Transcribe the whole listing below without changing a word, but leave out every image.
· · · · · · ·
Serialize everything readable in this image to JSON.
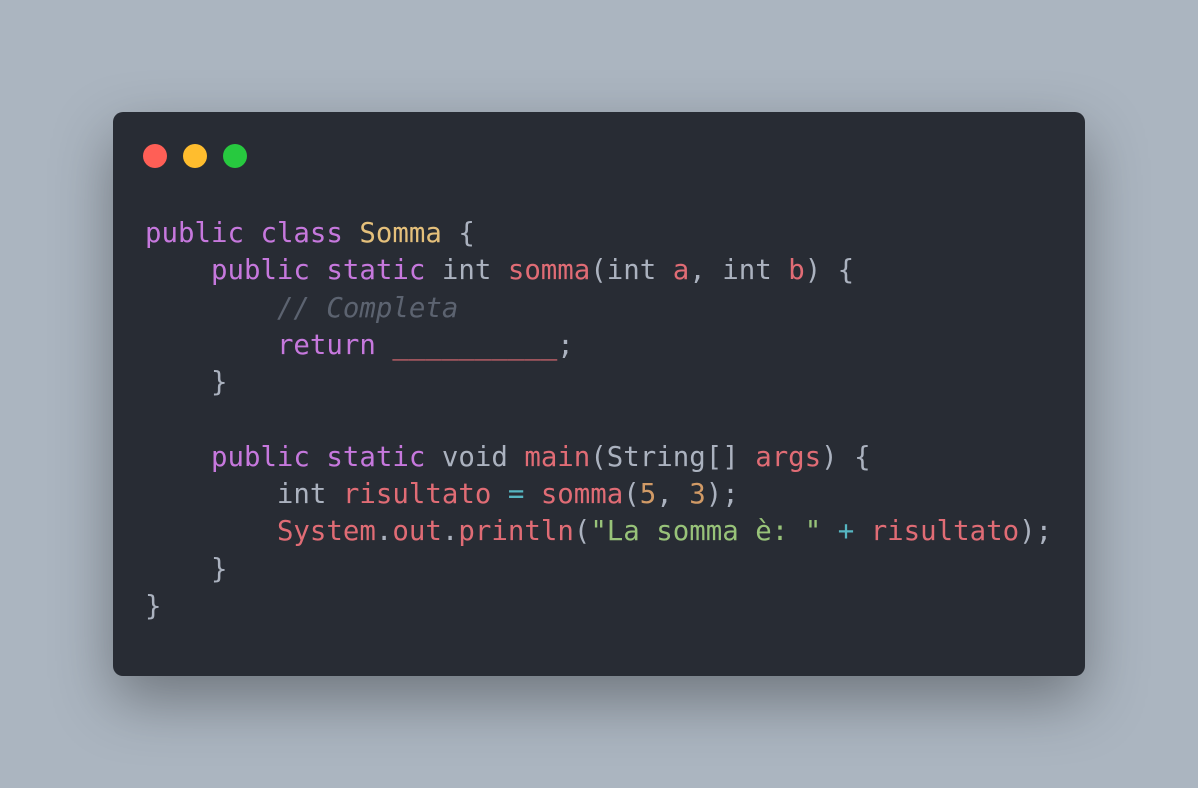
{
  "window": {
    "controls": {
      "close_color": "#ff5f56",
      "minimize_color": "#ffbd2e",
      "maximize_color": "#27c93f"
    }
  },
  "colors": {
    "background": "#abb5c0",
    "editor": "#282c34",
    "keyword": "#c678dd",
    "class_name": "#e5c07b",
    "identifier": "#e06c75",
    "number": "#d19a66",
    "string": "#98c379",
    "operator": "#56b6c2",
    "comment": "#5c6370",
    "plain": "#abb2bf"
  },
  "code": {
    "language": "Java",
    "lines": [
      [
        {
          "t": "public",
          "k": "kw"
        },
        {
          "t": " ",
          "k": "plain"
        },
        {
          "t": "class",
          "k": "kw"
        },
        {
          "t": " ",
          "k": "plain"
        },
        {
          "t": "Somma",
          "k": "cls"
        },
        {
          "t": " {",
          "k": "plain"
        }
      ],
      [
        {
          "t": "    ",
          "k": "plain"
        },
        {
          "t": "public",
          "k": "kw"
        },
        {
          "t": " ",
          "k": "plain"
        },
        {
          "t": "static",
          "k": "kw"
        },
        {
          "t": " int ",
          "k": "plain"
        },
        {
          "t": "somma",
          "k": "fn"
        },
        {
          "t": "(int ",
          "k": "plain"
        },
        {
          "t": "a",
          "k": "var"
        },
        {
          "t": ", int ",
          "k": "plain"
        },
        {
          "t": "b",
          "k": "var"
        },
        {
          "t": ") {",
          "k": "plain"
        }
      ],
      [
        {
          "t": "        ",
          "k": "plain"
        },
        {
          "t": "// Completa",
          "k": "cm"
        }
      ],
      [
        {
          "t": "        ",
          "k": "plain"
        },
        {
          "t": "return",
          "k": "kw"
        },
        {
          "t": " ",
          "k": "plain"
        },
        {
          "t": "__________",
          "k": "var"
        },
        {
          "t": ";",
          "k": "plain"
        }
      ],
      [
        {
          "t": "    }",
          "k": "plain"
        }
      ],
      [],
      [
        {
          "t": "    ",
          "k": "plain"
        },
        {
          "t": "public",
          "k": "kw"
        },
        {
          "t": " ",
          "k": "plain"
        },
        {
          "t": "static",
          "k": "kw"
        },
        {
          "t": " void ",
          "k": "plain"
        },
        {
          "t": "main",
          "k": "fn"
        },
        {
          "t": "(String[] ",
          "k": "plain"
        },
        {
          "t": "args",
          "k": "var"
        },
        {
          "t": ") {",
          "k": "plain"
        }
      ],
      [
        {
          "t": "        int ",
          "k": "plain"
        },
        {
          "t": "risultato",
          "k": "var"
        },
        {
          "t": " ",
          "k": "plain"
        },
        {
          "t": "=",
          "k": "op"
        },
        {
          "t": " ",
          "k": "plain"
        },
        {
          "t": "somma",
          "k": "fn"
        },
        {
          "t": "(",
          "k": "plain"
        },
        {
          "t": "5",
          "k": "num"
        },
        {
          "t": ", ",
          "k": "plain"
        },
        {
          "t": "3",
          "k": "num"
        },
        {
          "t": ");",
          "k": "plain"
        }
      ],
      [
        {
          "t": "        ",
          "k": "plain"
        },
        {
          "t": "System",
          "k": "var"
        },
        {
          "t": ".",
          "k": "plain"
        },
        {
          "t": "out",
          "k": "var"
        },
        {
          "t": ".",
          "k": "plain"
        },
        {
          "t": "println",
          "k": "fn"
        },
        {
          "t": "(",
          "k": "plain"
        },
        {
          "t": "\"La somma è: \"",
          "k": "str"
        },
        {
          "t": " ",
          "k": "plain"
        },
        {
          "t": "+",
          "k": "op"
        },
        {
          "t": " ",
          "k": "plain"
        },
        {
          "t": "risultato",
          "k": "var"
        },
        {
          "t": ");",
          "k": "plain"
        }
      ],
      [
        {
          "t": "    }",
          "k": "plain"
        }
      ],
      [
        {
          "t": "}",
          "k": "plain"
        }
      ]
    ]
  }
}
· · · · · · ·
* Result for this task:
Serialize everything readable in this image to JSON.
{
  "window": {
    "controls": {
      "close_color": "#ff5f56",
      "minimize_color": "#ffbd2e",
      "maximize_color": "#27c93f"
    }
  },
  "colors": {
    "background": "#abb5c0",
    "editor": "#282c34",
    "keyword": "#c678dd",
    "class_name": "#e5c07b",
    "identifier": "#e06c75",
    "number": "#d19a66",
    "string": "#98c379",
    "operator": "#56b6c2",
    "comment": "#5c6370",
    "plain": "#abb2bf"
  },
  "code": {
    "language": "Java",
    "lines": [
      [
        {
          "t": "public",
          "k": "kw"
        },
        {
          "t": " ",
          "k": "plain"
        },
        {
          "t": "class",
          "k": "kw"
        },
        {
          "t": " ",
          "k": "plain"
        },
        {
          "t": "Somma",
          "k": "cls"
        },
        {
          "t": " {",
          "k": "plain"
        }
      ],
      [
        {
          "t": "    ",
          "k": "plain"
        },
        {
          "t": "public",
          "k": "kw"
        },
        {
          "t": " ",
          "k": "plain"
        },
        {
          "t": "static",
          "k": "kw"
        },
        {
          "t": " int ",
          "k": "plain"
        },
        {
          "t": "somma",
          "k": "fn"
        },
        {
          "t": "(int ",
          "k": "plain"
        },
        {
          "t": "a",
          "k": "var"
        },
        {
          "t": ", int ",
          "k": "plain"
        },
        {
          "t": "b",
          "k": "var"
        },
        {
          "t": ") {",
          "k": "plain"
        }
      ],
      [
        {
          "t": "        ",
          "k": "plain"
        },
        {
          "t": "// Completa",
          "k": "cm"
        }
      ],
      [
        {
          "t": "        ",
          "k": "plain"
        },
        {
          "t": "return",
          "k": "kw"
        },
        {
          "t": " ",
          "k": "plain"
        },
        {
          "t": "__________",
          "k": "var"
        },
        {
          "t": ";",
          "k": "plain"
        }
      ],
      [
        {
          "t": "    }",
          "k": "plain"
        }
      ],
      [],
      [
        {
          "t": "    ",
          "k": "plain"
        },
        {
          "t": "public",
          "k": "kw"
        },
        {
          "t": " ",
          "k": "plain"
        },
        {
          "t": "static",
          "k": "kw"
        },
        {
          "t": " void ",
          "k": "plain"
        },
        {
          "t": "main",
          "k": "fn"
        },
        {
          "t": "(String[] ",
          "k": "plain"
        },
        {
          "t": "args",
          "k": "var"
        },
        {
          "t": ") {",
          "k": "plain"
        }
      ],
      [
        {
          "t": "        int ",
          "k": "plain"
        },
        {
          "t": "risultato",
          "k": "var"
        },
        {
          "t": " ",
          "k": "plain"
        },
        {
          "t": "=",
          "k": "op"
        },
        {
          "t": " ",
          "k": "plain"
        },
        {
          "t": "somma",
          "k": "fn"
        },
        {
          "t": "(",
          "k": "plain"
        },
        {
          "t": "5",
          "k": "num"
        },
        {
          "t": ", ",
          "k": "plain"
        },
        {
          "t": "3",
          "k": "num"
        },
        {
          "t": ");",
          "k": "plain"
        }
      ],
      [
        {
          "t": "        ",
          "k": "plain"
        },
        {
          "t": "System",
          "k": "var"
        },
        {
          "t": ".",
          "k": "plain"
        },
        {
          "t": "out",
          "k": "var"
        },
        {
          "t": ".",
          "k": "plain"
        },
        {
          "t": "println",
          "k": "fn"
        },
        {
          "t": "(",
          "k": "plain"
        },
        {
          "t": "\"La somma è: \"",
          "k": "str"
        },
        {
          "t": " ",
          "k": "plain"
        },
        {
          "t": "+",
          "k": "op"
        },
        {
          "t": " ",
          "k": "plain"
        },
        {
          "t": "risultato",
          "k": "var"
        },
        {
          "t": ");",
          "k": "plain"
        }
      ],
      [
        {
          "t": "    }",
          "k": "plain"
        }
      ],
      [
        {
          "t": "}",
          "k": "plain"
        }
      ]
    ]
  }
}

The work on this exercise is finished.